*Entries provided*
________________________

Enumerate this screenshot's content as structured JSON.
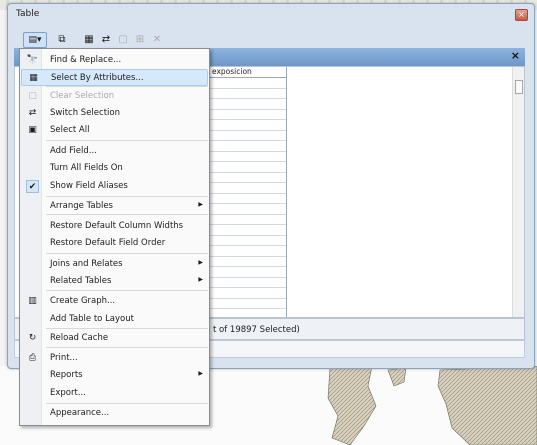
{
  "window": {
    "title": "Table",
    "close_glyph": "×"
  },
  "toolbar": {
    "options_glyph": "▤▾",
    "buttons": [
      {
        "name": "related-tables-icon",
        "glyph": "⧉"
      },
      {
        "name": "select-by-attributes-icon",
        "glyph": "▦"
      },
      {
        "name": "switch-selection-icon",
        "glyph": "⇄"
      },
      {
        "name": "clear-selection-icon",
        "glyph": "▢"
      },
      {
        "name": "zoom-to-selected-icon",
        "glyph": "⊞"
      },
      {
        "name": "delete-selected-icon",
        "glyph": "✕"
      }
    ]
  },
  "table": {
    "tab_close_glyph": "×",
    "column_header": "exposicion",
    "status": "t of 19897 Selected)"
  },
  "menu": {
    "items": [
      {
        "label": "Find & Replace...",
        "icon": "find-binoculars-icon",
        "glyph": "🔭"
      },
      {
        "label": "Select By Attributes...",
        "icon": "select-by-attributes-icon",
        "glyph": "▦"
      },
      {
        "label": "Clear Selection",
        "icon": "clear-selection-icon",
        "glyph": "▢"
      },
      {
        "label": "Switch Selection",
        "icon": "switch-selection-icon",
        "glyph": "⇄"
      },
      {
        "label": "Select All",
        "icon": "select-all-icon",
        "glyph": "▣"
      },
      {
        "label": "Add Field..."
      },
      {
        "label": "Turn All Fields On"
      },
      {
        "label": "Show Field Aliases",
        "icon": "checkmark-icon",
        "glyph": "✔"
      },
      {
        "label": "Arrange Tables",
        "submenu": "▶"
      },
      {
        "label": "Restore Default Column Widths"
      },
      {
        "label": "Restore Default Field Order"
      },
      {
        "label": "Joins and Relates",
        "submenu": "▶"
      },
      {
        "label": "Related Tables",
        "submenu": "▶"
      },
      {
        "label": "Create Graph...",
        "icon": "bar-chart-icon",
        "glyph": "▥"
      },
      {
        "label": "Add Table to Layout"
      },
      {
        "label": "Reload Cache",
        "icon": "reload-icon",
        "glyph": "↻"
      },
      {
        "label": "Print...",
        "icon": "printer-icon",
        "glyph": "⎙"
      },
      {
        "label": "Reports",
        "submenu": "▶"
      },
      {
        "label": "Export..."
      },
      {
        "label": "Appearance..."
      }
    ]
  },
  "colors": {
    "highlight": "#d6e8fb",
    "tab_blue": "#7aa2d2",
    "map_fill": "#d8d2bf"
  }
}
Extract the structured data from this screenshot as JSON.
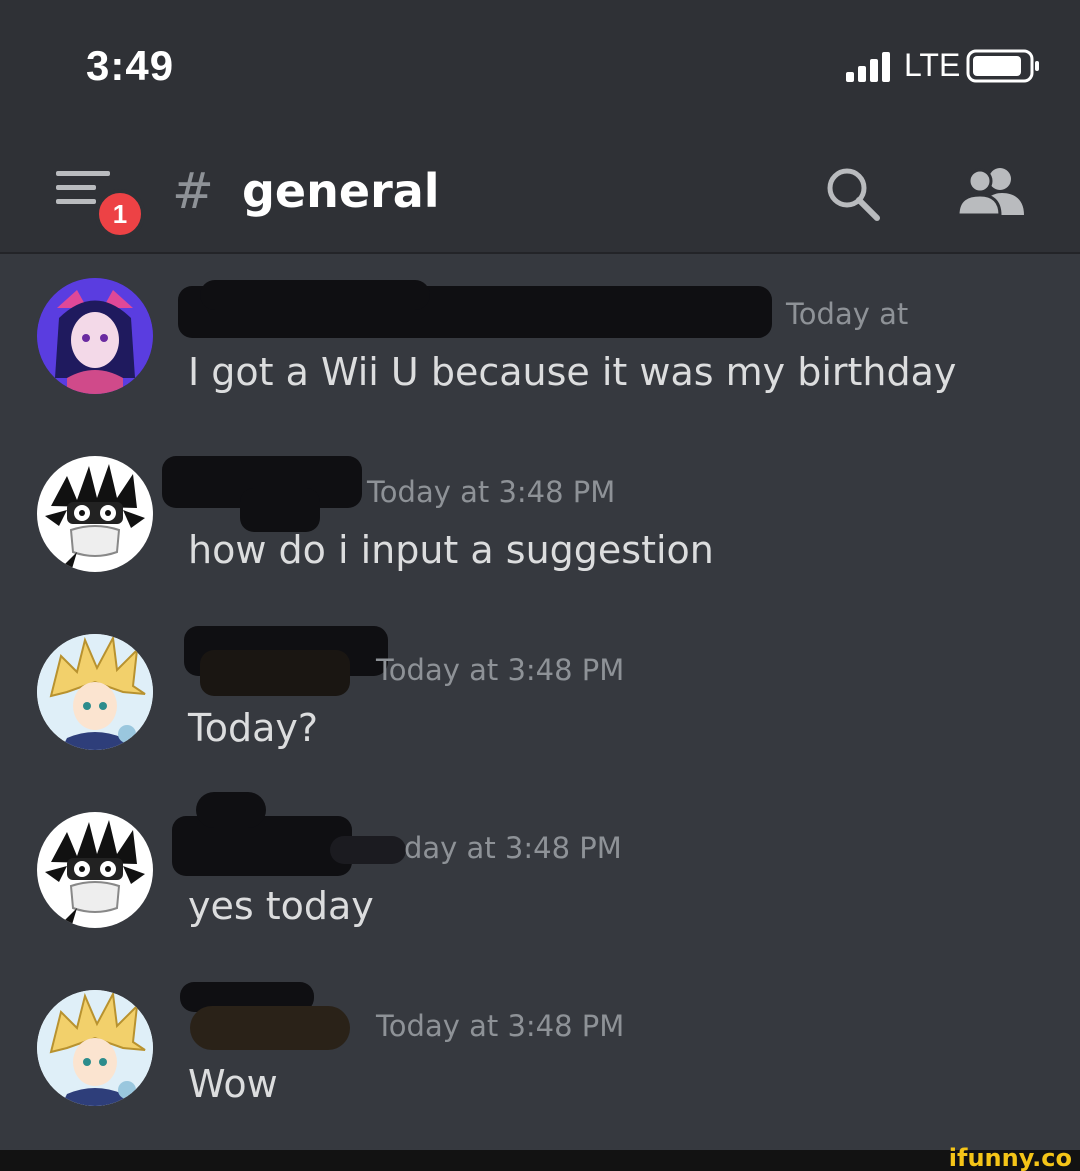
{
  "status_bar": {
    "time": "3:49",
    "network": "LTE",
    "icons": [
      "signal-icon",
      "battery-icon"
    ]
  },
  "header": {
    "menu_icon": "hamburger-menu-icon",
    "notification_count": "1",
    "channel_prefix": "#",
    "channel_name": "general",
    "icons": [
      "search-icon",
      "members-icon"
    ],
    "badge_color": "#ed4245"
  },
  "messages": [
    {
      "avatar": "purple-anime-avatar",
      "timestamp": "Today at",
      "text": "I got a Wii U because it was my birthday"
    },
    {
      "avatar": "black-white-masked-avatar",
      "timestamp": "Today at 3:48 PM",
      "text": "how do i input a suggestion"
    },
    {
      "avatar": "blonde-spiky-hair-avatar",
      "timestamp": "Today at 3:48 PM",
      "text": "Today?"
    },
    {
      "avatar": "black-white-masked-avatar",
      "timestamp": "day at 3:48 PM",
      "text": "yes today"
    },
    {
      "avatar": "blonde-spiky-hair-avatar",
      "timestamp": "Today at 3:48 PM",
      "text": "Wow"
    }
  ],
  "watermark": "ifunny.co",
  "colors": {
    "background": "#36393f",
    "header": "#2f3136",
    "text": "#dcddde",
    "muted": "#8e9297"
  }
}
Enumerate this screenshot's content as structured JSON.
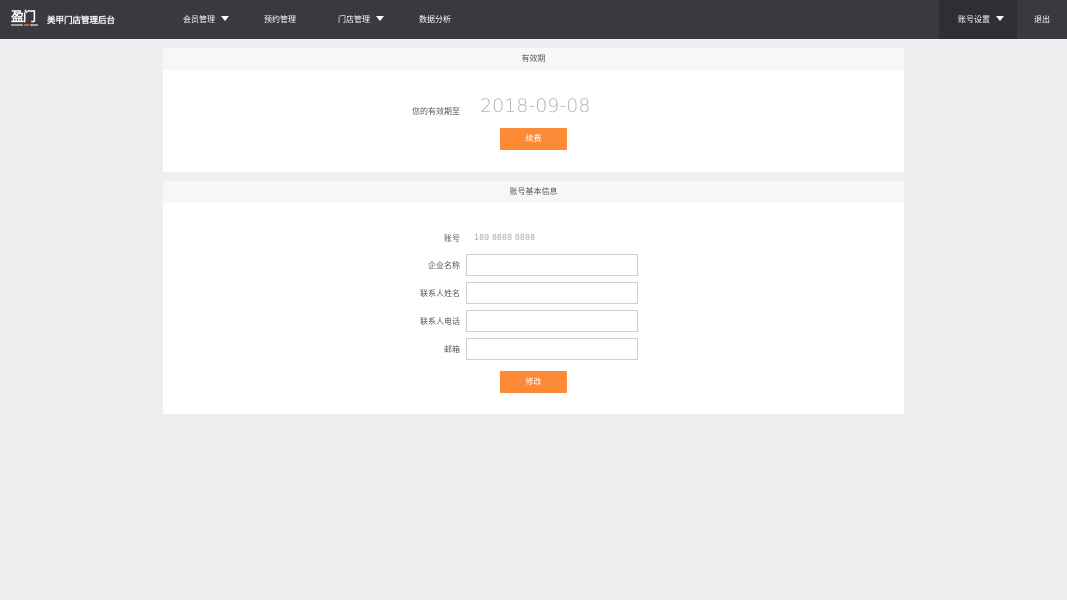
{
  "app": {
    "title": "美甲门店管理后台",
    "logo_text": "盈门"
  },
  "nav": {
    "members": "会员管理",
    "booking": "预约管理",
    "store": "门店管理",
    "analytics": "数据分析",
    "account_settings": "账号设置",
    "logout": "退出"
  },
  "validity": {
    "header": "有效期",
    "label": "您的有效期至",
    "date": "2018-09-08",
    "renew_button": "续费"
  },
  "account_info": {
    "header": "账号基本信息",
    "account_label": "账号",
    "account_value": "189 8888 8888",
    "company_label": "企业名称",
    "company_value": "",
    "contact_name_label": "联系人姓名",
    "contact_name_value": "",
    "contact_phone_label": "联系人电话",
    "contact_phone_value": "",
    "email_label": "邮箱",
    "email_value": "",
    "submit_button": "修改"
  },
  "colors": {
    "topbar": "#383a3f",
    "accent": "#fd8a36",
    "background": "#eeeff1"
  }
}
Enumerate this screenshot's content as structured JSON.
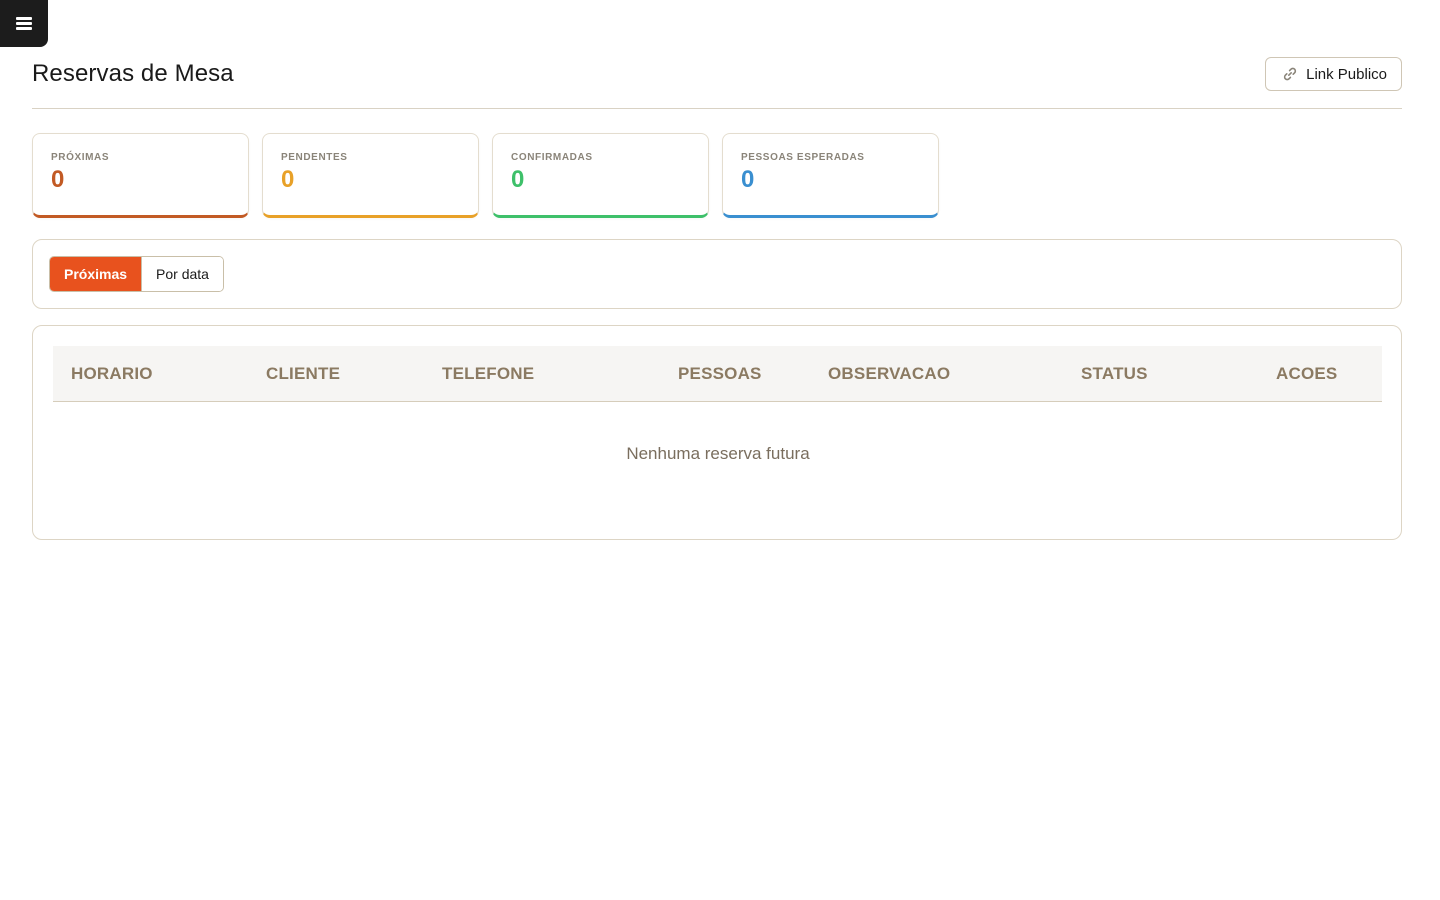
{
  "nav": {
    "menu_icon": "hamburger-menu-icon"
  },
  "header": {
    "title": "Reservas de Mesa",
    "link_button_label": "Link Publico",
    "link_icon": "link-icon"
  },
  "stats": [
    {
      "label": "PRÓXIMAS",
      "value": "0",
      "color": "#c25a24"
    },
    {
      "label": "PENDENTES",
      "value": "0",
      "color": "#e8a128"
    },
    {
      "label": "CONFIRMADAS",
      "value": "0",
      "color": "#3ec06a"
    },
    {
      "label": "PESSOAS ESPERADAS",
      "value": "0",
      "color": "#3a8fd0"
    }
  ],
  "filters": {
    "tabs": [
      {
        "label": "Próximas",
        "active": true
      },
      {
        "label": "Por data",
        "active": false
      }
    ],
    "accent": "#e8521e"
  },
  "table": {
    "columns": [
      "HORARIO",
      "CLIENTE",
      "TELEFONE",
      "PESSOAS",
      "OBSERVACAO",
      "STATUS",
      "ACOES"
    ],
    "empty_message": "Nenhuma reserva futura"
  }
}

________________________

*Task*
Omit the pictures. Output every record above word for word.

*Solution to the exercise*
Enumerate this screenshot's content as structured JSON.
{
  "window": {
    "title": "Table",
    "close_glyph": "×"
  },
  "toolbar": {
    "options_glyph": "▤▾",
    "buttons": [
      {
        "name": "related-tables-icon",
        "glyph": "⧉"
      },
      {
        "name": "select-by-attributes-icon",
        "glyph": "▦"
      },
      {
        "name": "switch-selection-icon",
        "glyph": "⇄"
      },
      {
        "name": "clear-selection-icon",
        "glyph": "▢"
      },
      {
        "name": "zoom-to-selected-icon",
        "glyph": "⊞"
      },
      {
        "name": "delete-selected-icon",
        "glyph": "✕"
      }
    ]
  },
  "table": {
    "tab_close_glyph": "×",
    "column_header": "exposicion",
    "status": "t of 19897 Selected)"
  },
  "menu": {
    "items": [
      {
        "label": "Find & Replace...",
        "icon": "find-binoculars-icon",
        "glyph": "🔭"
      },
      {
        "label": "Select By Attributes...",
        "icon": "select-by-attributes-icon",
        "glyph": "▦"
      },
      {
        "label": "Clear Selection",
        "icon": "clear-selection-icon",
        "glyph": "▢"
      },
      {
        "label": "Switch Selection",
        "icon": "switch-selection-icon",
        "glyph": "⇄"
      },
      {
        "label": "Select All",
        "icon": "select-all-icon",
        "glyph": "▣"
      },
      {
        "label": "Add Field..."
      },
      {
        "label": "Turn All Fields On"
      },
      {
        "label": "Show Field Aliases",
        "icon": "checkmark-icon",
        "glyph": "✔"
      },
      {
        "label": "Arrange Tables",
        "submenu": "▶"
      },
      {
        "label": "Restore Default Column Widths"
      },
      {
        "label": "Restore Default Field Order"
      },
      {
        "label": "Joins and Relates",
        "submenu": "▶"
      },
      {
        "label": "Related Tables",
        "submenu": "▶"
      },
      {
        "label": "Create Graph...",
        "icon": "bar-chart-icon",
        "glyph": "▥"
      },
      {
        "label": "Add Table to Layout"
      },
      {
        "label": "Reload Cache",
        "icon": "reload-icon",
        "glyph": "↻"
      },
      {
        "label": "Print...",
        "icon": "printer-icon",
        "glyph": "⎙"
      },
      {
        "label": "Reports",
        "submenu": "▶"
      },
      {
        "label": "Export..."
      },
      {
        "label": "Appearance..."
      }
    ]
  },
  "colors": {
    "highlight": "#d6e8fb",
    "tab_blue": "#7aa2d2",
    "map_fill": "#d8d2bf"
  }
}
Extract the structured data from this screenshot as JSON.
{
  "status_bar": {
    "time": "3:49",
    "network": "LTE",
    "icons": [
      "signal-icon",
      "battery-icon"
    ]
  },
  "header": {
    "menu_icon": "hamburger-menu-icon",
    "notification_count": "1",
    "channel_prefix": "#",
    "channel_name": "general",
    "icons": [
      "search-icon",
      "members-icon"
    ],
    "badge_color": "#ed4245"
  },
  "messages": [
    {
      "avatar": "purple-anime-avatar",
      "timestamp": "Today at",
      "text": "I got a Wii U because it was my birthday"
    },
    {
      "avatar": "black-white-masked-avatar",
      "timestamp": "Today at 3:48 PM",
      "text": "how do i input a suggestion"
    },
    {
      "avatar": "blonde-spiky-hair-avatar",
      "timestamp": "Today at 3:48 PM",
      "text": "Today?"
    },
    {
      "avatar": "black-white-masked-avatar",
      "timestamp": "day at 3:48 PM",
      "text": "yes today"
    },
    {
      "avatar": "blonde-spiky-hair-avatar",
      "timestamp": "Today at 3:48 PM",
      "text": "Wow"
    }
  ],
  "watermark": "ifunny.co",
  "colors": {
    "background": "#36393f",
    "header": "#2f3136",
    "text": "#dcddde",
    "muted": "#8e9297"
  }
}
Enumerate this screenshot's content as structured JSON.
{
  "app": {
    "title": "美甲门店管理后台",
    "logo_text": "盈门"
  },
  "nav": {
    "members": "会员管理",
    "booking": "预约管理",
    "store": "门店管理",
    "analytics": "数据分析",
    "account_settings": "账号设置",
    "logout": "退出"
  },
  "validity": {
    "header": "有效期",
    "label": "您的有效期至",
    "date": "2018-09-08",
    "renew_button": "续费"
  },
  "account_info": {
    "header": "账号基本信息",
    "account_label": "账号",
    "account_value": "189 8888 8888",
    "company_label": "企业名称",
    "company_value": "",
    "contact_name_label": "联系人姓名",
    "contact_name_value": "",
    "contact_phone_label": "联系人电话",
    "contact_phone_value": "",
    "email_label": "邮箱",
    "email_value": "",
    "submit_button": "修改"
  },
  "colors": {
    "topbar": "#383a3f",
    "accent": "#fd8a36",
    "background": "#eeeff1"
  }
}
Enumerate this screenshot's content as structured JSON.
{
  "nav": {
    "menu_icon": "hamburger-menu-icon"
  },
  "header": {
    "title": "Reservas de Mesa",
    "link_button_label": "Link Publico",
    "link_icon": "link-icon"
  },
  "stats": [
    {
      "label": "PRÓXIMAS",
      "value": "0",
      "color": "#c25a24"
    },
    {
      "label": "PENDENTES",
      "value": "0",
      "color": "#e8a128"
    },
    {
      "label": "CONFIRMADAS",
      "value": "0",
      "color": "#3ec06a"
    },
    {
      "label": "PESSOAS ESPERADAS",
      "value": "0",
      "color": "#3a8fd0"
    }
  ],
  "filters": {
    "tabs": [
      {
        "label": "Próximas",
        "active": true
      },
      {
        "label": "Por data",
        "active": false
      }
    ],
    "accent": "#e8521e"
  },
  "table": {
    "columns": [
      "HORARIO",
      "CLIENTE",
      "TELEFONE",
      "PESSOAS",
      "OBSERVACAO",
      "STATUS",
      "ACOES"
    ],
    "empty_message": "Nenhuma reserva futura"
  }
}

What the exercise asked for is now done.